Task to complete
Write down each entry again, exactly as it reads.

Records supplied
——————

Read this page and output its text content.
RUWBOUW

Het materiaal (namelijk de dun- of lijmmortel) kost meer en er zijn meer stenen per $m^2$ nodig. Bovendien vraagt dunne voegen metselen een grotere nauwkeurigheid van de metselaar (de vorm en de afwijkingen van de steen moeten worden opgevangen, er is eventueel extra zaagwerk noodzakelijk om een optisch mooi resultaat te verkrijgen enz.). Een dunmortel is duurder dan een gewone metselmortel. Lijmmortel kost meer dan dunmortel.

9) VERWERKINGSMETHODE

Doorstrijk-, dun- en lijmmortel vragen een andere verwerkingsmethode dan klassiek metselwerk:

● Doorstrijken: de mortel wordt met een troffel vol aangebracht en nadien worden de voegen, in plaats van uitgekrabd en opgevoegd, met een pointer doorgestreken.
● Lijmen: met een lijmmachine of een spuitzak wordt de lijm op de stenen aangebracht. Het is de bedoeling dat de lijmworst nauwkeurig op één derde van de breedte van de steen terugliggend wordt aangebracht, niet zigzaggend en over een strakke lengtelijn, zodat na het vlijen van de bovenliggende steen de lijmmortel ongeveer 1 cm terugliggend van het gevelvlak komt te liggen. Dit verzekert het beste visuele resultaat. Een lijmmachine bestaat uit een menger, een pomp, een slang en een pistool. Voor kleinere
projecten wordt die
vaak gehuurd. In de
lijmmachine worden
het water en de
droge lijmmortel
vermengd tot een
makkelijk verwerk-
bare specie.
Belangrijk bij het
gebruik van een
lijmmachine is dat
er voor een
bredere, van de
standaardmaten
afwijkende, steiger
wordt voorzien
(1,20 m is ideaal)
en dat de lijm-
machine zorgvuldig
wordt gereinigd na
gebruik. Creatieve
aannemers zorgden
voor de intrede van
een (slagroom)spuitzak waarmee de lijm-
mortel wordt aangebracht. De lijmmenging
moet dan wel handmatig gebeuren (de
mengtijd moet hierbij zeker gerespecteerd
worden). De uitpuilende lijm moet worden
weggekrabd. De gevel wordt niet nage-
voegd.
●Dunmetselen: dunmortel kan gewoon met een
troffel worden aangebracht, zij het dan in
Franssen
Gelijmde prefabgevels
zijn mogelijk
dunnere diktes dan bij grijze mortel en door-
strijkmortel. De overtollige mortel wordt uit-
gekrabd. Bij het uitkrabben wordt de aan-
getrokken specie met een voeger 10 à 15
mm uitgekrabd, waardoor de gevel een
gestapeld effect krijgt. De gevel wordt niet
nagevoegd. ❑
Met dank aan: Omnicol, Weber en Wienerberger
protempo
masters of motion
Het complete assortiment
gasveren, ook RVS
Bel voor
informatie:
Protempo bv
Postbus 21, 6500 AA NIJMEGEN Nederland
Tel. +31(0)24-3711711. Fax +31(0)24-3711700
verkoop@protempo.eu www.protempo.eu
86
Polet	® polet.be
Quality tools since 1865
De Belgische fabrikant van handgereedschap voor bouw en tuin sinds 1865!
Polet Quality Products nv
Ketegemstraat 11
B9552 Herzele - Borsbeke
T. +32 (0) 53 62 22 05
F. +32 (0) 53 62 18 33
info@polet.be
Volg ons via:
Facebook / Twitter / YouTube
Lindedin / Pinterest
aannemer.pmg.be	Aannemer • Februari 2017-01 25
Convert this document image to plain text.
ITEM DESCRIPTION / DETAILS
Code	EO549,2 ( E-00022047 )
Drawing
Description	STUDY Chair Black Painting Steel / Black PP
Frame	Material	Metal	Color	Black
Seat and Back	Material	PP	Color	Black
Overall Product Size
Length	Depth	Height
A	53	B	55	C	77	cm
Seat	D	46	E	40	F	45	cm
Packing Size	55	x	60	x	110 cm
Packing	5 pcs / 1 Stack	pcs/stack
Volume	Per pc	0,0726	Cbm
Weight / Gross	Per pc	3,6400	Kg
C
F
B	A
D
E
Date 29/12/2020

——————

Output of the exercise
Read this page and output its text content.
RUWBOUW

Het materiaal (namelijk de dun- of lijmmortel) kost meer en er zijn meer stenen per $m^2$ nodig. Bovendien vraagt dunne voegen metselen een grotere nauwkeurigheid van de metselaar (de vorm en de afwijkingen van de steen moeten worden opgevangen, er is eventueel extra zaagwerk noodzakelijk om een optisch mooi resultaat te verkrijgen enz.). Een dunmortel is duurder dan een gewone metselmortel. Lijmmortel kost meer dan dunmortel.

9) VERWERKINGSMETHODE

Doorstrijk-, dun- en lijmmortel vragen een andere verwerkingsmethode dan klassiek metselwerk:

● Doorstrijken: de mortel wordt met een troffel vol aangebracht en nadien worden de voegen, in plaats van uitgekrabd en opgevoegd, met een pointer doorgestreken.
● Lijmen: met een lijmmachine of een spuitzak wordt de lijm op de stenen aangebracht. Het is de bedoeling dat de lijmworst nauwkeurig op één derde van de breedte van de steen terugliggend wordt aangebracht, niet zigzaggend en over een strakke lengtelijn, zodat na het vlijen van de bovenliggende steen de lijmmortel ongeveer 1 cm terugliggend van het gevelvlak komt te liggen. Dit verzekert het beste visuele resultaat. Een lijmmachine bestaat uit een menger, een pomp, een slang en een pistool. Voor kleinere
projecten wordt die
vaak gehuurd. In de
lijmmachine worden
het water en de
droge lijmmortel
vermengd tot een
makkelijk verwerk-
bare specie.
Belangrijk bij het
gebruik van een
lijmmachine is dat
er voor een
bredere, van de
standaardmaten
afwijkende, steiger
wordt voorzien
(1,20 m is ideaal)
en dat de lijm-
machine zorgvuldig
wordt gereinigd na
gebruik. Creatieve
aannemers zorgden
voor de intrede van
een (slagroom)spuitzak waarmee de lijm-
mortel wordt aangebracht. De lijmmenging
moet dan wel handmatig gebeuren (de
mengtijd moet hierbij zeker gerespecteerd
worden). De uitpuilende lijm moet worden
weggekrabd. De gevel wordt niet nage-
voegd.
●Dunmetselen: dunmortel kan gewoon met een
troffel worden aangebracht, zij het dan in
Franssen
Gelijmde prefabgevels
zijn mogelijk
dunnere diktes dan bij grijze mortel en door-
strijkmortel. De overtollige mortel wordt uit-
gekrabd. Bij het uitkrabben wordt de aan-
getrokken specie met een voeger 10 à 15
mm uitgekrabd, waardoor de gevel een
gestapeld effect krijgt. De gevel wordt niet
nagevoegd. ❑
Met dank aan: Omnicol, Weber en Wienerberger
protempo
masters of motion
Het complete assortiment
gasveren, ook RVS
Bel voor
informatie:
Protempo bv
Postbus 21, 6500 AA NIJMEGEN Nederland
Tel. +31(0)24-3711711. Fax +31(0)24-3711700
verkoop@protempo.eu www.protempo.eu
86
Polet	® polet.be
Quality tools since 1865
De Belgische fabrikant van handgereedschap voor bouw en tuin sinds 1865!
Polet Quality Products nv
Ketegemstraat 11
B9552 Herzele - Borsbeke
T. +32 (0) 53 62 22 05
F. +32 (0) 53 62 18 33
info@polet.be
Volg ons via:
Facebook / Twitter / YouTube
Lindedin / Pinterest
aannemer.pmg.be	Aannemer • Februari 2017-01 25
Convert this document image to plain text.
ITEM DESCRIPTION / DETAILS
Code	EO549,2 ( E-00022047 )
Drawing
Description	STUDY Chair Black Painting Steel / Black PP
Frame	Material	Metal	Color	Black
Seat and Back	Material	PP	Color	Black
Overall Product Size
Length	Depth	Height
A	53	B	55	C	77	cm
Seat	D	46	E	40	F	45	cm
Packing Size	55	x	60	x	110 cm
Packing	5 pcs / 1 Stack	pcs/stack
Volume	Per pc	0,0726	Cbm
Weight / Gross	Per pc	3,6400	Kg
C
F
B	A
D
E
Date 29/12/2020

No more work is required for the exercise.